- [USANDO AS INFORMAÇÕES]
**a.** Segundo o texto sobre o empreendedorismo na Maré, qual pesquisa apontou que R$12,3 bilhões são movimentados anualmente por moradores de favelas do Rio de Janeiro?
**b.** Extraia do texto sobre o empreendedorismo na Maré o trecho de "Como moradora, não" a "Econômicos da Maré.", sem qualquer alteração.

──────── TEXTO DA PÁGINA ────────

Nas favelas do Rio de Janeiro, moradores empreendendo com o próprio negócio suprem as necessidades locais de seus vizinhos. Só no conjunto de favelas da Maré, são mais de 140.000 pessoas divididas em 17 favelas. Cada uma dessas favelas tem seu comércio de pequeno e médio porte centralizado nas ruas principais, além das chamadas “tendinhas” espalhadas pelos becos e vielas. Há quem trabalhe sozinho na própria casa e tenha apenas uma placa pendurada na porta, como costureiras e sapateiros, por exemplo.
E essa informalidade nos negócios tem impacto direto na economia nacional: R$12,3 bilhões são movimentados todos os anos por moradores de favelas da cidade, segundo pesquisa do Instituto Data Popular em 2014.
Um desses profissionais é Simone Lauar, 40 anos, moradora do Salsa e Merengue e vegetariana, encontrou uma forma de ter seu próprio negócio aumentando sua renda familiar enquanto melhora a qualidade de vida das pessoas. Ela cozinha e prepara pratos saudáveis na casa de clientes e vende por um preço baixo. Um aprendizado compartilhado: incentiva hábitos saudáveis porque os vive. Ela emagreceu com sua mudança de vida e em paralelo, pretende continuar expandindo seu negócio. “Busco clientes e dou alternativas mais baratas para que as pessoas possam comer comida saudável sem pesar no bolso”, conta ela que vive uma rotina de trabalho diferente dos cozinheiros tradicionais.
Como moradora, não vê dificuldades em manter seu empreendimento, que se baseia em seu produto feito de forma artesanal, com receitas exclusivas e sua fama pelo bairro. Assim como o serviço de Simone, outros 3.000 empreendimentos locais existem na Maré. Estas iniciativas geram mais de 9.000 empregos para moradores do território e de outros locais também, segundo o Censo de Empreendimentos Econômicos da Maré.
Uma das iniciativas não contabilizadas, mas que faz sucesso na Maré é a dupla Alves Fotografia, que já coleciona cinco anos de experiência mesmo com fotógrafas tão jovens: Giselle Alves, 25 e Isabelle Alves, 22 anos. Elas realizam ensaios fotográficos de recém-nascidos e crianças pequenas e cobram um preço justo e acessível. “Fotografamos com muito amor e isso faz com que queiramos levar o nosso trabalho ao alcance de todos”, conta.

──────── DADOS ────────

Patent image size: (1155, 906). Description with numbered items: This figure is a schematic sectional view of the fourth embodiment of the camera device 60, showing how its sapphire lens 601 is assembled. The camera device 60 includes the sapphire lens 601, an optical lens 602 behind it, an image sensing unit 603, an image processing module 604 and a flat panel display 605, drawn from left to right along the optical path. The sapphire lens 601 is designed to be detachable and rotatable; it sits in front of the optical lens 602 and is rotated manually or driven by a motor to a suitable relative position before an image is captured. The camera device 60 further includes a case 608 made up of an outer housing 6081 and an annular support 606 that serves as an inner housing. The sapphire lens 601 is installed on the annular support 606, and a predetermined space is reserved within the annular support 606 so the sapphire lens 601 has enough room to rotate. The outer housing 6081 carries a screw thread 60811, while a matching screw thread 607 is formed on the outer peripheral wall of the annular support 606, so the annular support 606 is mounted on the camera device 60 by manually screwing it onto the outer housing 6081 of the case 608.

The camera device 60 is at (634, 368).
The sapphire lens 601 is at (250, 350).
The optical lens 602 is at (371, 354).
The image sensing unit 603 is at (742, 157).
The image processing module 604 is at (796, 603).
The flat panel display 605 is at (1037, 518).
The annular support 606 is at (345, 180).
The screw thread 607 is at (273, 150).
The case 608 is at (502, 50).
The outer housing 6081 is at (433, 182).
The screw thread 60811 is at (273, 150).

────────

- [SOLUÇÕES DAS TAREFAS]
**a.** Uma pesquisa do Instituto Data Popular realizada em 2014.

**b.**
Como moradora, não vê dificuldades em manter seu empreendimento, que se baseia em seu produto feito de forma artesanal, com receitas exclusivas e sua fama pelo bairro. Assim como o serviço de Simone, outros 3.000 empreendimentos locais existem na Maré. Estas iniciativas geram mais de 9.000 empregos para moradores do território e de outros locais também, segundo o Censo de Empreendimentos Econômicos da Maré.